## SET TASK
Give the number of lines in the records below that include "remonta". Reply with that number alone.

## Stored entries
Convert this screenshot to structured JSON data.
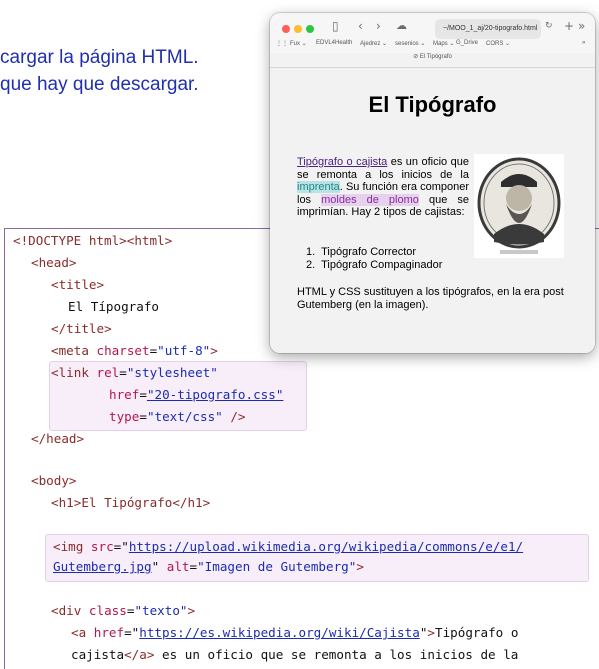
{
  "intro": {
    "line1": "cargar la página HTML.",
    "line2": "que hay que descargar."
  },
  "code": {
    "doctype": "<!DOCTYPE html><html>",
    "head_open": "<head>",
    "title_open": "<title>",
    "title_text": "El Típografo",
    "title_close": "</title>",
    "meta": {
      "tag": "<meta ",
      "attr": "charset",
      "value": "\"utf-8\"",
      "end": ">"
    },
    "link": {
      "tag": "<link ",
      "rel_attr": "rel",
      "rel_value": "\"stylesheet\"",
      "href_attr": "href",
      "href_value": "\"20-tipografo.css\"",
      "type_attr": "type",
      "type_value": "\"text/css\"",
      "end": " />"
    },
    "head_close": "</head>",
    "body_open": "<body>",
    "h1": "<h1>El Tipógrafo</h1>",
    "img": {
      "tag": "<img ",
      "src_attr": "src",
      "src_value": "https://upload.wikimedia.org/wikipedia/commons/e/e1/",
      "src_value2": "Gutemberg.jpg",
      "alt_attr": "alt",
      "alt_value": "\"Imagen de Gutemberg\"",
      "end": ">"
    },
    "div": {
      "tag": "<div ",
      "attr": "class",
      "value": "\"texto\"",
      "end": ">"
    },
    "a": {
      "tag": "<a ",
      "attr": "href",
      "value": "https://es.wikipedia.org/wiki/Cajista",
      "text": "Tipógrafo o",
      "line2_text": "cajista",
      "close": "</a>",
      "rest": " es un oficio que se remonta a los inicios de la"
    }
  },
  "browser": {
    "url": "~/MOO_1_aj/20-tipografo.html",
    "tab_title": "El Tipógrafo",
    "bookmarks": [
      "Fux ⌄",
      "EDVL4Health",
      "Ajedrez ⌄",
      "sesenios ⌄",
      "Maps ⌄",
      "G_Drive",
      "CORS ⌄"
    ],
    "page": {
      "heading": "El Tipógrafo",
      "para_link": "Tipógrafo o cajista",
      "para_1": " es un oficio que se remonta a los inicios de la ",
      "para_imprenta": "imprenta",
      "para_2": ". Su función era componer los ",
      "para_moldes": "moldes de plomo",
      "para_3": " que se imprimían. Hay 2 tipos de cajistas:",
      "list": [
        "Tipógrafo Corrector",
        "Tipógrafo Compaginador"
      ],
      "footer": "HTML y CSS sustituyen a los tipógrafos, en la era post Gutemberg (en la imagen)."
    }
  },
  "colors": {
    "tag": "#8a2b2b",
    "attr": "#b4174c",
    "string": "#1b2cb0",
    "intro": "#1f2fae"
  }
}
--
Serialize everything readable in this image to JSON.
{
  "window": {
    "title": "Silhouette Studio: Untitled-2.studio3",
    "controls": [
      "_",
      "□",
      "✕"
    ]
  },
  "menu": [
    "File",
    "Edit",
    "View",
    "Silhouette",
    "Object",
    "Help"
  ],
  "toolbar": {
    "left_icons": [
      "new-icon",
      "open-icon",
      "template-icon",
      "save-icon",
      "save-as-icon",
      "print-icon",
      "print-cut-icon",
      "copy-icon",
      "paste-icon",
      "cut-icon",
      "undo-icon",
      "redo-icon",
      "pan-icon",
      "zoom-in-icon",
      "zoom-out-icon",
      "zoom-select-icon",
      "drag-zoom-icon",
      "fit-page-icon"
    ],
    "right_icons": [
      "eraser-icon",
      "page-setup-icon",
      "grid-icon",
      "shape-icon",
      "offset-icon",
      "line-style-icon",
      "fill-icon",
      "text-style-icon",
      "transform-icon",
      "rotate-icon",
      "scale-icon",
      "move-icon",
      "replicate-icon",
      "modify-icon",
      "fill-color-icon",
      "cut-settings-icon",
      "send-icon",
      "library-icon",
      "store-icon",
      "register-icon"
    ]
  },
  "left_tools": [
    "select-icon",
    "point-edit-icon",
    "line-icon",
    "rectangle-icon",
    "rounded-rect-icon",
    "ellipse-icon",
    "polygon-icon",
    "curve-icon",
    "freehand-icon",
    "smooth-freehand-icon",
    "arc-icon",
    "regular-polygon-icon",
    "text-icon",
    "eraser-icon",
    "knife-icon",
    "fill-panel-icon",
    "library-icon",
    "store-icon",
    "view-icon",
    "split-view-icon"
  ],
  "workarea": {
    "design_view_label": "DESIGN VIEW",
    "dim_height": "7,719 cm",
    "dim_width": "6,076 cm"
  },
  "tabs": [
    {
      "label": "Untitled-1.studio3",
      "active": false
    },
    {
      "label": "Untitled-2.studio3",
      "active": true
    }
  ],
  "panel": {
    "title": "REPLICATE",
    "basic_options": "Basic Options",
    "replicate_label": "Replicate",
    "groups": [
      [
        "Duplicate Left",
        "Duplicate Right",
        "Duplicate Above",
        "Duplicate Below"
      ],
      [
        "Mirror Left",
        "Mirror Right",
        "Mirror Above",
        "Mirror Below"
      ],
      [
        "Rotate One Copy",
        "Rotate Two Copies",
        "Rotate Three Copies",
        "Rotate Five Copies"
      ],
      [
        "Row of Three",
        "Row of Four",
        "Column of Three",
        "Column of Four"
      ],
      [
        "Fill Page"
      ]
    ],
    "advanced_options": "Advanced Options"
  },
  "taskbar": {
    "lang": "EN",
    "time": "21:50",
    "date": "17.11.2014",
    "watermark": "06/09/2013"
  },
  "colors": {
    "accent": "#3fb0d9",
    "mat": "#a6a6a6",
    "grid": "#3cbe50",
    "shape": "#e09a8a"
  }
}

## SOLVED PROBLEM
2